■ Yapılacak görevler:
**a.** Yalova ansiklopedisi yazısında "21 Nisan 2025" sözcüklerini içeren yerle açılıp "torpil yaptım :)" ile kapanan bölümü harfi harfine tekrarlar mısın?
**b.** Yalova ansiklopedisi yazısını kaldığı yerden sürdürür müsün?

■ Verilen alıntı:
========================================================================

21 Nisan 2025 Pazartesi

YALOVA ANSİKLOPEDİSİ

Güzellikler Defteri, Şulecim yazmış ilkin İstanbul için, sonra Leylak Dalı, Nurşen öğretmenim de Ankara için yazmış. Onlardan ilhamla dedim o zaman ben de bi Yalova Ansiklopedisi deneyeyim dedim.

Bazı harfleri es geçtim, buna mukabil bazılarına torpil yaptım :) 


Arabacılar Sokak: At arabalarının arka arkaya sıralandığı sokak. Şimdi asır gibi gelen uzak bir zamandan huysuzlanan atların sesleri, arka ayağının birini yere sürten atlar ve onlarla yük taşıyan sahipleri... Aynı zamanda da sobacıların, nalburların sokağı.. 

Aydın Han: İçinde iş yerlerinin ve az sayıda da olsa dükkanların olduğu, en alt katındaki butikten hem çok şık bir triko hem de çok açık mavi, içinde çok uçuk renk çiçekler olan pileli bir etek alarak ilk kombinimi yapmama fırsat veren han :) Yaş dersen 17, taş çatlasın 18 ;) 

Akasya Park: Sahildeki çay bahçelerinin olduğu, evvelden denizler temizken denize girdiğimiz kumsal.. 

B*klu dere: Çok afedersiniz ama direkt buydu şehrin içinden geçen derenin adı. Kanalizasyondan sebep hep bi koku. Şimdilerde yok o koku artık, bi de havalı yaptı belediye bu dereyi, o eski adından ve halinden eser yok şimdi ;) 

Cumhuriyet Caddesi: Şehrin göbeği, en merkezi caddesi. 

Çınarcık: Yalova'lı olmamıza rağmen sayılı gittiğimiz, bizden çok İstanbulluların itibar ettiği yazlık yer..

========================================================================

Toplanan veri girdileri
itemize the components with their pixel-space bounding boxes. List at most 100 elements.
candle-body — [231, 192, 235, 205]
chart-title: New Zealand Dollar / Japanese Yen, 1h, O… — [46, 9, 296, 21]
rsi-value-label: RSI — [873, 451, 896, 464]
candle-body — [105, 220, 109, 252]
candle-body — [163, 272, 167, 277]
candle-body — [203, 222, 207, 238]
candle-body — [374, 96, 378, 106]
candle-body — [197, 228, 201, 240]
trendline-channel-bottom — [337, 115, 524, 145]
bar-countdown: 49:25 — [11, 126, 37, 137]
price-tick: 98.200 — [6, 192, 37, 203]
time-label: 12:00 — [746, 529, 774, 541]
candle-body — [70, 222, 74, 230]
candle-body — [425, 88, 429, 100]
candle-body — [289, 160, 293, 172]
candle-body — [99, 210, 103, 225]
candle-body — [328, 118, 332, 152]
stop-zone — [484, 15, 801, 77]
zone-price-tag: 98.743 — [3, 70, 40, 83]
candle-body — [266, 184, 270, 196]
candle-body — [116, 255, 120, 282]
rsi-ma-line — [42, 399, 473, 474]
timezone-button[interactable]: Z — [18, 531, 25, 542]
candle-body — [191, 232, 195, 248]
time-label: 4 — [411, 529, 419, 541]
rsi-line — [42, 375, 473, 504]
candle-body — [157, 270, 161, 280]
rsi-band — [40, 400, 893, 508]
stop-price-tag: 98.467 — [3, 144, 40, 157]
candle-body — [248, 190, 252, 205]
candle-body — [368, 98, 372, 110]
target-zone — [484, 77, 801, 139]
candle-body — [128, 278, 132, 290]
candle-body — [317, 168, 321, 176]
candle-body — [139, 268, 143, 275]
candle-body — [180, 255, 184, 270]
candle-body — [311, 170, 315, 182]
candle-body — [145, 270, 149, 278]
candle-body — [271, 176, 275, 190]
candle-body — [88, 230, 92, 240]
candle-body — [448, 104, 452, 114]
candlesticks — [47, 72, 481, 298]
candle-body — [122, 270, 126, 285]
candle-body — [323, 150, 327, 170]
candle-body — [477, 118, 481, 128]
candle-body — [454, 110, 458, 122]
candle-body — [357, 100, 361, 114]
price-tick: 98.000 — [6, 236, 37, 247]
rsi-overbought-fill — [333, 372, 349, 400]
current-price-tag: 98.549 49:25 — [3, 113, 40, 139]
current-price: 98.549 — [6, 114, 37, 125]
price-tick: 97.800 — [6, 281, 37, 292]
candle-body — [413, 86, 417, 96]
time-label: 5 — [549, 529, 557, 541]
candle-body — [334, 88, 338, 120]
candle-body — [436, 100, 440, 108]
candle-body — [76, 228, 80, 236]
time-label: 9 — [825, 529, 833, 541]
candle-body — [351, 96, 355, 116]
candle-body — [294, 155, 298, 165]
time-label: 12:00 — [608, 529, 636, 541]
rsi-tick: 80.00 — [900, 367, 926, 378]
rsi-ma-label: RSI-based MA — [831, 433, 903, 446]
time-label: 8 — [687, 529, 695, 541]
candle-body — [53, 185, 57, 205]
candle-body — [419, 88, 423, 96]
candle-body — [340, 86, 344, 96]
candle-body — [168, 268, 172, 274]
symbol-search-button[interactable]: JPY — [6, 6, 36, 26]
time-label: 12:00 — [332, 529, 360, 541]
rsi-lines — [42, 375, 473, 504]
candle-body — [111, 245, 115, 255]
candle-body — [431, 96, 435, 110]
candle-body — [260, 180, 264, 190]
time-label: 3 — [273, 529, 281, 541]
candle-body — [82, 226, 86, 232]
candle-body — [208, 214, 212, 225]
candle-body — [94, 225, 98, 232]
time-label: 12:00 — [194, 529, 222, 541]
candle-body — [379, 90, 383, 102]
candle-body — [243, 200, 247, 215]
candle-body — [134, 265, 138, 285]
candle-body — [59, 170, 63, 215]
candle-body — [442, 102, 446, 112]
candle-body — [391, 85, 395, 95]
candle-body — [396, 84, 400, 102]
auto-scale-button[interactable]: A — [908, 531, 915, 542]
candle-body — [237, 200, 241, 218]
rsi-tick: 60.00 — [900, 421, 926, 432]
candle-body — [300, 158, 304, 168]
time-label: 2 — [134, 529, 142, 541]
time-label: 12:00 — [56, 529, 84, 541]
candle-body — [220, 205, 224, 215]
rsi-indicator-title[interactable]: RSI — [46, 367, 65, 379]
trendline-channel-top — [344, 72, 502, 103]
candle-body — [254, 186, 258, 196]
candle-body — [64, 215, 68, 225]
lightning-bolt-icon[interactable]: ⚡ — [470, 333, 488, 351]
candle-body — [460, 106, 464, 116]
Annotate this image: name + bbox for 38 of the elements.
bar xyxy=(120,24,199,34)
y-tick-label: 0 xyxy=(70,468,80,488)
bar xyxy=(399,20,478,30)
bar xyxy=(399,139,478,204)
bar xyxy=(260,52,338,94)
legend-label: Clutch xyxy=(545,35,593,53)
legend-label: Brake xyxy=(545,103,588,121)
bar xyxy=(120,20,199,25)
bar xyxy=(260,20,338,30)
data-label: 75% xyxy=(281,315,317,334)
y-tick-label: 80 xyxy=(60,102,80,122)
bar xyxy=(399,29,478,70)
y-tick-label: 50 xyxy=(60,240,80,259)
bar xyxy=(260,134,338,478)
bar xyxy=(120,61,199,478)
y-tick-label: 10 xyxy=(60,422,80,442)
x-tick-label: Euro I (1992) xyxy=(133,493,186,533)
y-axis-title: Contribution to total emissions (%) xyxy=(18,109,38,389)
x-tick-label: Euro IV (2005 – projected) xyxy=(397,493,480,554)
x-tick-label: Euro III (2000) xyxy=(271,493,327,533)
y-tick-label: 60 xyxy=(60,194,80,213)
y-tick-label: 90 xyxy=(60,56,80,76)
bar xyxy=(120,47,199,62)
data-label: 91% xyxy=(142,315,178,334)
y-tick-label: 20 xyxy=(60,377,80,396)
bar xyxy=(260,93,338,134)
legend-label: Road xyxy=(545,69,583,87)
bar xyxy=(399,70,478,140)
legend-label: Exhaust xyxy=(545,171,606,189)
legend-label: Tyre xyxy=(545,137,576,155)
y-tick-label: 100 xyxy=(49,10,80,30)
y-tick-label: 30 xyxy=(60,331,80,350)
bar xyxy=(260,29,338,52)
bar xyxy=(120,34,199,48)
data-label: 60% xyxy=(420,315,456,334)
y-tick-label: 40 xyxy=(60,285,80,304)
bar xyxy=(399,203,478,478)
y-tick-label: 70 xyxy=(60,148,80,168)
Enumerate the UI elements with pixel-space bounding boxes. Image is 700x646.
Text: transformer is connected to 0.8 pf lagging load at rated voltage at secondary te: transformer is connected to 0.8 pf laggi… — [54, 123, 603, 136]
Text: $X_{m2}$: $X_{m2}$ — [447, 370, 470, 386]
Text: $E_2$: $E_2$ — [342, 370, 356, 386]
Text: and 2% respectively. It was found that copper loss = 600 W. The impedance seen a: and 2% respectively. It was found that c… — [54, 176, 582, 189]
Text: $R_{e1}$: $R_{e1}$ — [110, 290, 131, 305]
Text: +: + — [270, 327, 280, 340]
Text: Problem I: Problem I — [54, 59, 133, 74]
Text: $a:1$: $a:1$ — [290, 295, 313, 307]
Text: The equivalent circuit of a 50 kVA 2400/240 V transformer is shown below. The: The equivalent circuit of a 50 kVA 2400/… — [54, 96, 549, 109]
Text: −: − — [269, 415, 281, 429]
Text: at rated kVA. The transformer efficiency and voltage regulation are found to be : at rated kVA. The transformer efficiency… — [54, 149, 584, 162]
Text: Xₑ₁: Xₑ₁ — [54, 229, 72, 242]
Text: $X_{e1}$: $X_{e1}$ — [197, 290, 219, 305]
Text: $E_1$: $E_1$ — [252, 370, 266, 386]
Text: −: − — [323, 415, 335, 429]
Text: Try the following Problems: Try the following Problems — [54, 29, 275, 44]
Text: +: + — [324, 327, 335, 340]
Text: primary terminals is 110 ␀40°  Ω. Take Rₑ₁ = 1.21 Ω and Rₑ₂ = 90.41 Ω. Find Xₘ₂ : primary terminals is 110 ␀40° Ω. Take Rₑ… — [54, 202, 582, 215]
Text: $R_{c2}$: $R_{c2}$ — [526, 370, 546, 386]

========================================================================

■ Cevap listesi:
**a.**
21 Nisan 2025 Pazartesi

YALOVA ANSİKLOPEDİSİ

Güzellikler Defteri, Şulecim yazmış ilkin İstanbul için, sonra Leylak Dalı, Nurşen öğretmenim de Ankara için yazmış. Onlardan ilhamla dedim o zaman ben de bi Yalova Ansiklopedisi deneyeyim dedim.

Bazı harfleri es geçtim, buna mukabil bazılarına torpil yaptım :)

**b.**
Donanma: Babamın ihaleyle işletmeciliğini 10 yıllığına aldığı, adını YALITUR verdiği ama 3 yılda iflasla vedalaştığımız tesis. Sahilde, denize sıfır lokanta, kafe, bardan oluşan tesis.. Liseden sonra orada çalışmaya başladım ilkin, sonradan devletimiz lisedeki stajı sigortadan saymadığı için ilk sigortalı olduğum yer. Çalışanlarını ayrı sevdim orada yaşadığım ilk iş deneyimini ayrı. Güzeldi vesselam o yıllar...

Esenköy: Muhittin dayımın pikabıyla arkada çocuklar, önde büyükler denize götürdüğü yerdir Esenköy, adı üstünde epey eser ve denizi dalgalıdır.. 

Fatih Caddesi: Yalova'daki sayısız kira evinden sonra, uzun yıllar oturduğumuz evin olduğu cadde. Ev banka ipoteğinden sebep gitti içindekilerle.. Gitsin(di), sağlık olsundu ama babamın da son iflası olsundu :) 

Gökçedere: Bizim köyün karşısında, Termal'in diğer üstünde yer alan köy. Bizim köyün aksine, eczanesi, bankası, birden çok zincir marketi inanmazsın ama kuaförü bile olan turistik köy. Ondan sebep sanırım Termal'deki barajın adı Gökçe Barajı :( 

Harbiş A Blok: Fatih Caddesindeki evimizin olduğu apartman. Nasıl güzel komşularımız vardı, ne güzel zamanlar geçirdik. 

Hasanbaba: Çınarcık'ta orman içindeki Yalova'nın meşhur piknik alanı. Lisedeyken minübüs kiralayıp sınıfça pikniğe kaçtığımız mesire yeri. 

İstanbul: Yalova il olduğu 1995 yılına kadar İstanbul'un bir ilçesiydi. İstanbul'a temelli gittiğim '92 yılına kadar yaşadığım bir şehir değil de bir kasabaydı. Küçük, sakin, gençlerden çok emeklilerin yaşadığı ve hatta hep emekli şehri olarak anılan bir kasaba.. 

Kuşku Kırtasiye: Böyleydi di mi adı? Hani şimdinin İstanbul Caddesi, eskinin Karamürsel caddesinde sağda ara sokakta, karanlık bir kırtasiye dükkanı ama kokusu müthiş. Kırtasiye kokusu bildiğin, ciğerlerine çekmeye doyulmaz..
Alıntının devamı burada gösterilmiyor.